Source records

## Start

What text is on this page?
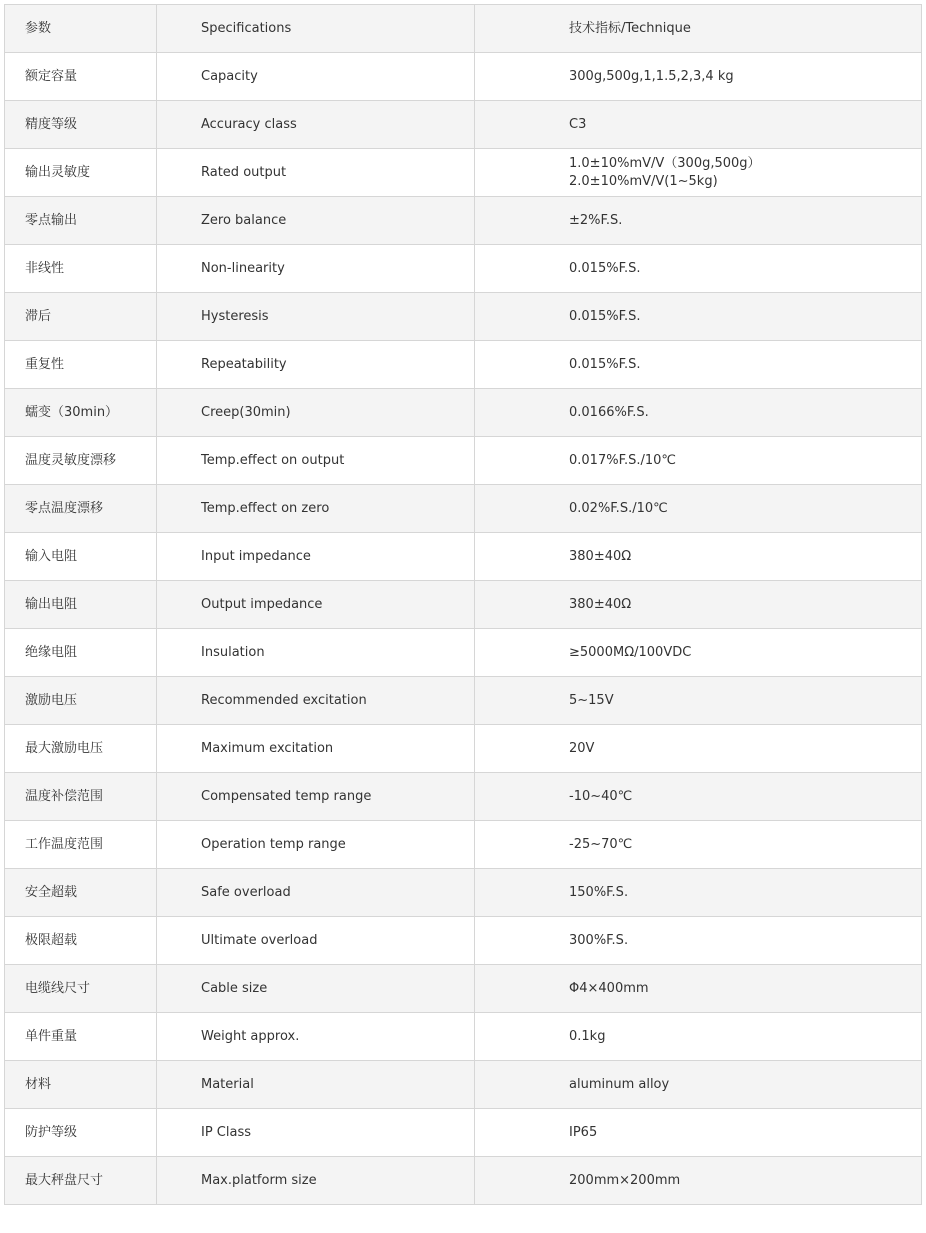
参数	Specifications	技术指标/Technique
额定容量	Capacity	300g,500g,1,1.5,2,3,4 kg

精度等级	Accuracy class	C3

输出灵敏度	Rated output	1.0±10%mV/V（300g,500g）
2.0±10%mV/V(1~5kg)

零点输出	Zero balance	±2%F.S.

非线性	Non-linearity	0.015%F.S.

滞后	Hysteresis	0.015%F.S.

重复性	Repeatability	0.015%F.S.

蠕变（30min）	Creep(30min)	0.0166%F.S.

温度灵敏度漂移	Temp.effect on output	0.017%F.S./10℃

零点温度漂移	Temp.effect on zero	0.02%F.S./10℃

输入电阻	Input impedance	380±40Ω

输出电阻	Output impedance	380±40Ω

绝缘电阻	Insulation	≥5000MΩ/100VDC

激励电压	Recommended excitation	5~15V

最大激励电压	Maximum excitation	20V

温度补偿范围	Compensated temp range	-10~40℃

工作温度范围	Operation temp range	-25~70℃

安全超载	Safe overload	150%F.S.

极限超载	Ultimate overload	300%F.S.

电缆线尺寸	Cable size	Φ4×400mm

单件重量	Weight approx.	0.1kg

材料	Material	aluminum alloy

防护等级	IP Class	IP65

最大秤盘尺寸	Max.platform size	200mm×200mm
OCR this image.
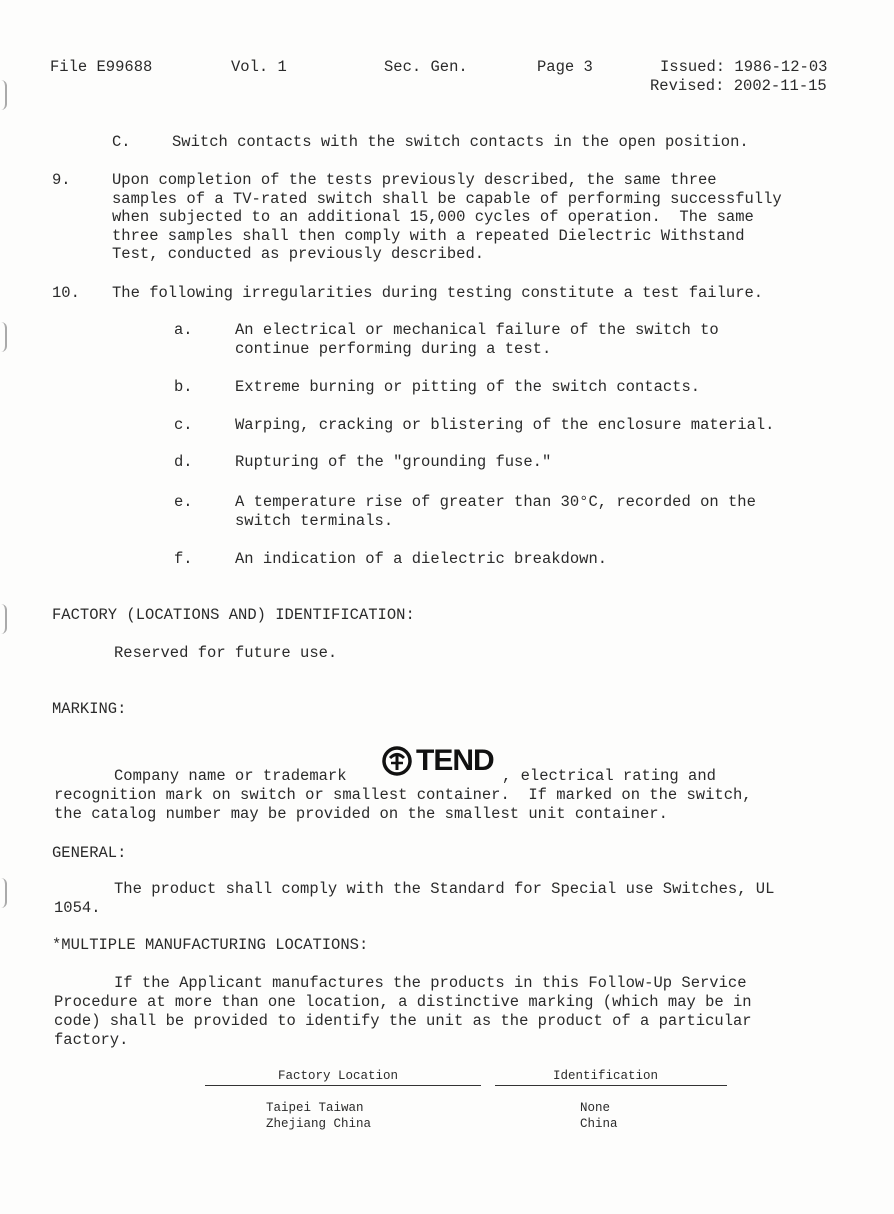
File E99688	Vol. 1	Sec. Gen.	Page 3	Issued: 1986-12-03
Revised: 2002-11-15
C.	Switch contacts with the switch contacts in the open position.
9.	Upon completion of the tests previously described, the same three
samples of a TV-rated switch shall be capable of performing successfully
when subjected to an additional 15,000 cycles of operation.  The same
three samples shall then comply with a repeated Dielectric Withstand
Test, conducted as previously described.
10. The following irregularities during testing constitute a test failure.
a.	An electrical or mechanical failure of the switch to
continue performing during a test.
b.	Extreme burning or pitting of the switch contacts.
c.	Warping, cracking or blistering of the enclosure material.
d.	Rupturing of the "grounding fuse."
e.	A temperature rise of greater than 30°C, recorded on the
switch terminals.
f.	An indication of a dielectric breakdown.
FACTORY (LOCATIONS AND) IDENTIFICATION:
Reserved for future use.
MARKING:
Company name or trademark TEND , electrical rating and
recognition mark on switch or smallest container.  If marked on the switch,
the catalog number may be provided on the smallest unit container.
GENERAL:
The product shall comply with the Standard for Special use Switches, UL
1054.
*MULTIPLE MANUFACTURING LOCATIONS:
If the Applicant manufactures the products in this Follow-Up Service
Procedure at more than one location, a distinctive marking (which may be in
code) shall be provided to identify the unit as the product of a particular
factory.
Factory Location	Identification
Taipei Taiwan	None
Zhejiang China	China
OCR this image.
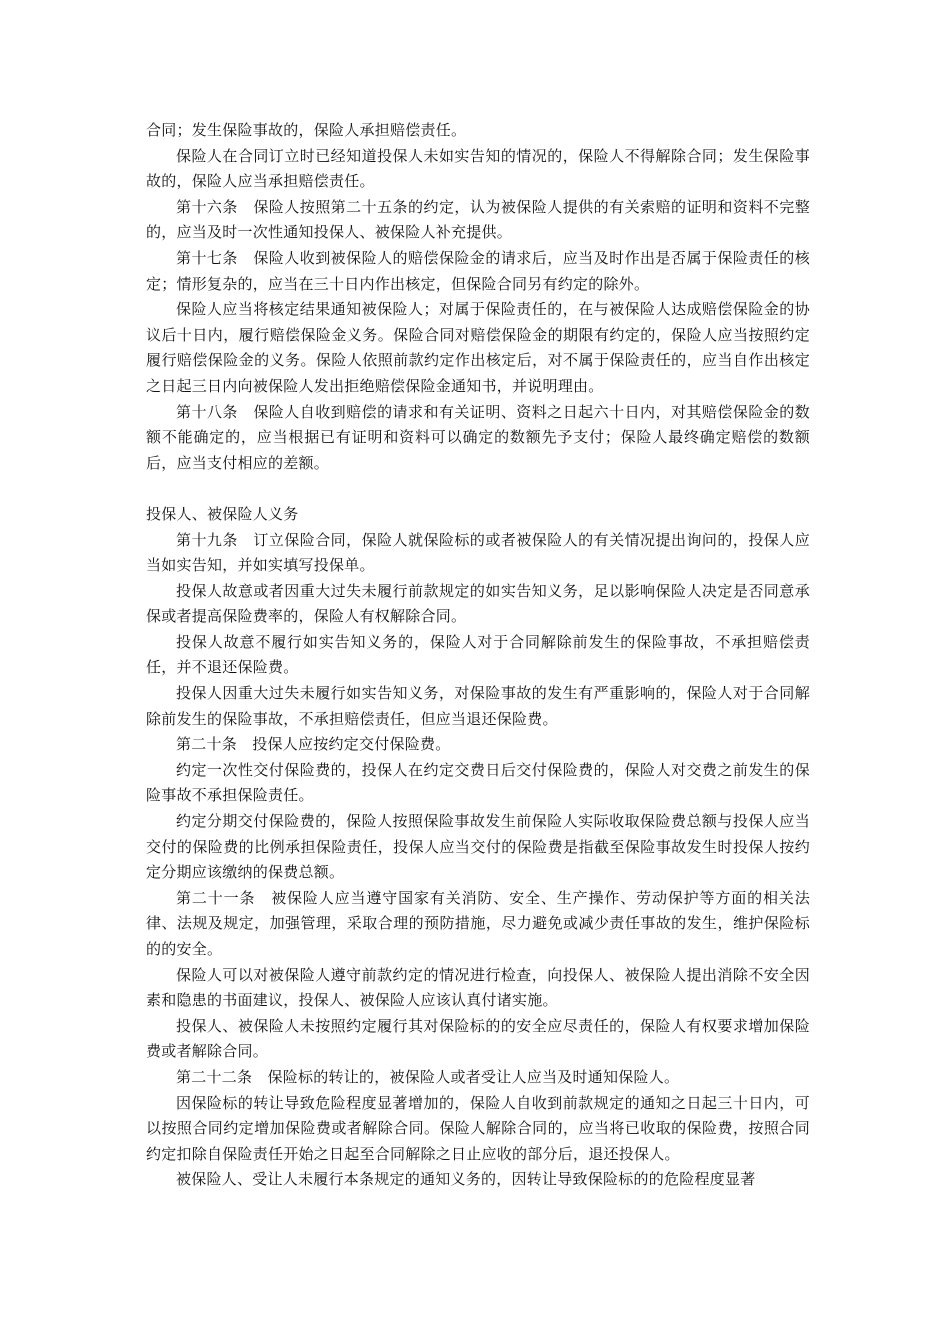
合同；发生保险事故的，保险人承担赔偿责任。

保险人在合同订立时已经知道投保人未如实告知的情况的，保险人不得解除合同；发生保险事故的，保险人应当承担赔偿责任。

第十六条　保险人按照第二十五条的约定，认为被保险人提供的有关索赔的证明和资料不完整的，应当及时一次性通知投保人、被保险人补充提供。

第十七条　保险人收到被保险人的赔偿保险金的请求后，应当及时作出是否属于保险责任的核定；情形复杂的，应当在三十日内作出核定，但保险合同另有约定的除外。

保险人应当将核定结果通知被保险人；对属于保险责任的，在与被保险人达成赔偿保险金的协议后十日内，履行赔偿保险金义务。保险合同对赔偿保险金的期限有约定的，保险人应当按照约定履行赔偿保险金的义务。保险人依照前款约定作出核定后，对不属于保险责任的，应当自作出核定之日起三日内向被保险人发出拒绝赔偿保险金通知书，并说明理由。

第十八条　保险人自收到赔偿的请求和有关证明、资料之日起六十日内，对其赔偿保险金的数额不能确定的，应当根据已有证明和资料可以确定的数额先予支付；保险人最终确定赔偿的数额后，应当支付相应的差额。

投保人、被保险人义务

第十九条　订立保险合同，保险人就保险标的或者被保险人的有关情况提出询问的，投保人应当如实告知，并如实填写投保单。

投保人故意或者因重大过失未履行前款规定的如实告知义务，足以影响保险人决定是否同意承保或者提高保险费率的，保险人有权解除合同。

投保人故意不履行如实告知义务的，保险人对于合同解除前发生的保险事故，不承担赔偿责任，并不退还保险费。

投保人因重大过失未履行如实告知义务，对保险事故的发生有严重影响的，保险人对于合同解除前发生的保险事故，不承担赔偿责任，但应当退还保险费。

第二十条　投保人应按约定交付保险费。

约定一次性交付保险费的，投保人在约定交费日后交付保险费的，保险人对交费之前发生的保险事故不承担保险责任。

约定分期交付保险费的，保险人按照保险事故发生前保险人实际收取保险费总额与投保人应当交付的保险费的比例承担保险责任，投保人应当交付的保险费是指截至保险事故发生时投保人按约定分期应该缴纳的保费总额。

第二十一条　被保险人应当遵守国家有关消防、安全、生产操作、劳动保护等方面的相关法律、法规及规定，加强管理，采取合理的预防措施，尽力避免或减少责任事故的发生，维护保险标的的安全。

保险人可以对被保险人遵守前款约定的情况进行检查，向投保人、被保险人提出消除不安全因素和隐患的书面建议，投保人、被保险人应该认真付诸实施。

投保人、被保险人未按照约定履行其对保险标的的安全应尽责任的，保险人有权要求增加保险费或者解除合同。

第二十二条　保险标的转让的，被保险人或者受让人应当及时通知保险人。

因保险标的转让导致危险程度显著增加的，保险人自收到前款规定的通知之日起三十日内，可以按照合同约定增加保险费或者解除合同。保险人解除合同的，应当将已收取的保险费，按照合同约定扣除自保险责任开始之日起至合同解除之日止应收的部分后，退还投保人。

被保险人、受让人未履行本条规定的通知义务的，因转让导致保险标的的危险程度显著
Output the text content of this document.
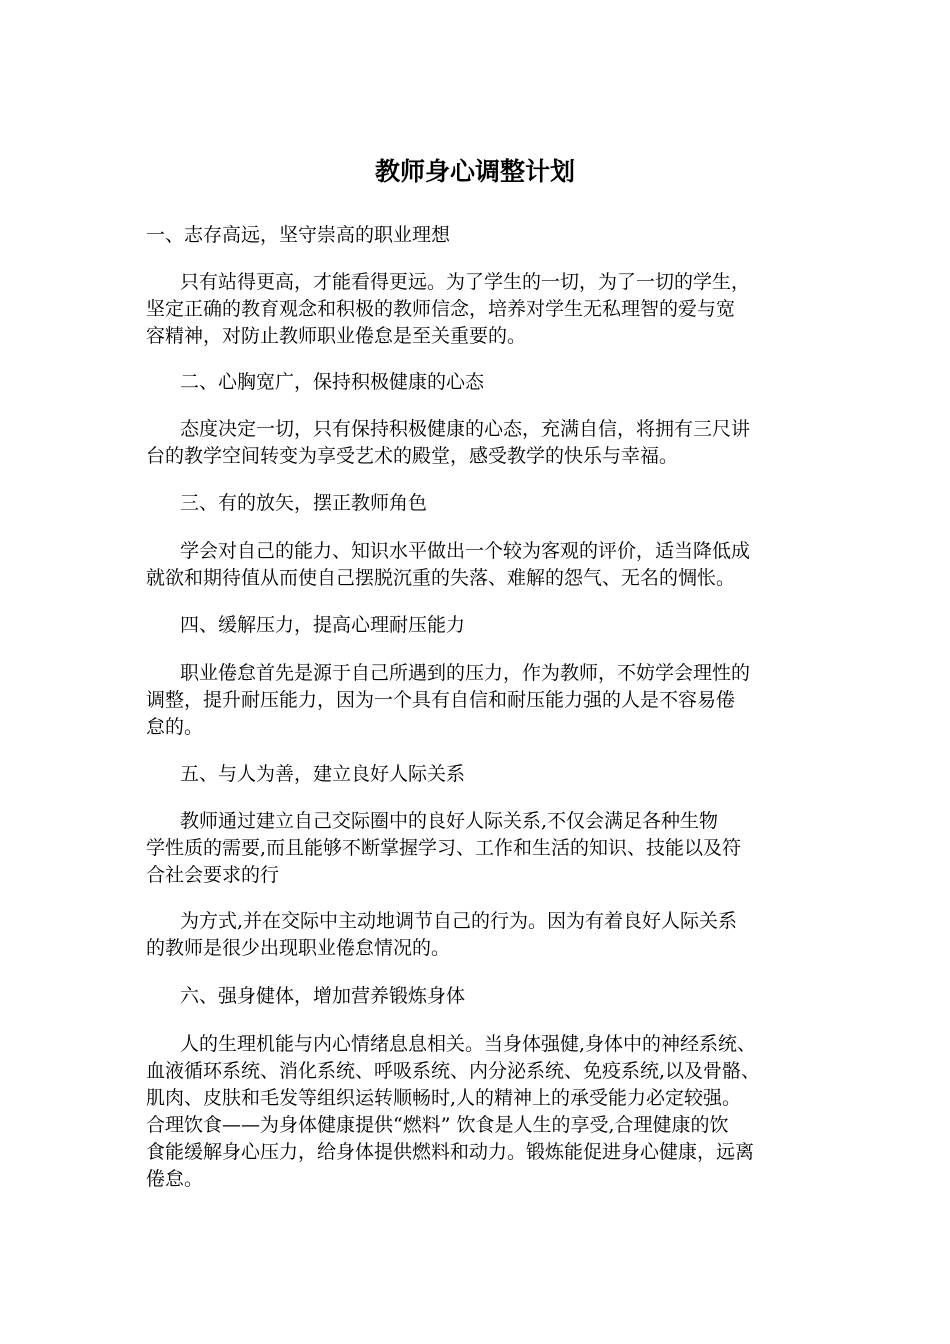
教师身心调整计划
一、志存高远，坚守崇高的职业理想
只有站得更高，才能看得更远。为了学生的一切，为了一切的学生，
坚定正确的教育观念和积极的教师信念，培养对学生无私理智的爱与宽
容精神，对防止教师职业倦怠是至关重要的。
二、心胸宽广，保持积极健康的心态
态度决定一切，只有保持积极健康的心态，充满自信，将拥有三尺讲
台的教学空间转变为享受艺术的殿堂，感受教学的快乐与幸福。
三、有的放矢，摆正教师角色
学会对自己的能力、知识水平做出一个较为客观的评价，适当降低成
就欲和期待值从而使自己摆脱沉重的失落、难解的怨气、无名的惆怅。
四、缓解压力，提高心理耐压能力
职业倦怠首先是源于自己所遇到的压力，作为教师，不妨学会理性的
调整，提升耐压能力，因为一个具有自信和耐压能力强的人是不容易倦
怠的。
五、与人为善，建立良好人际关系
教师通过建立自己交际圈中的良好人际关系,不仅会满足各种生物
学性质的需要,而且能够不断掌握学习、工作和生活的知识、技能以及符
合社会要求的行
为方式,并在交际中主动地调节自己的行为。因为有着良好人际关系
的教师是很少出现职业倦怠情况的。
六、强身健体，增加营养锻炼身体
人的生理机能与内心情绪息息相关。当身体强健,身体中的神经系统、
血液循环系统、消化系统、呼吸系统、内分泌系统、免疫系统,以及骨骼、
肌肉、皮肤和毛发等组织运转顺畅时,人的精神上的承受能力必定较强。
合理饮食——为身体健康提供“燃料” 饮食是人生的享受,合理健康的饮
食能缓解身心压力，给身体提供燃料和动力。锻炼能促进身心健康，远离
倦怠。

## End

WHAT TO DO.
Pick out the lines containing the string "previously".

WORKED SOLUTION.
9.	Upon completion of the tests previously described, the same three
Test, conducted as previously described.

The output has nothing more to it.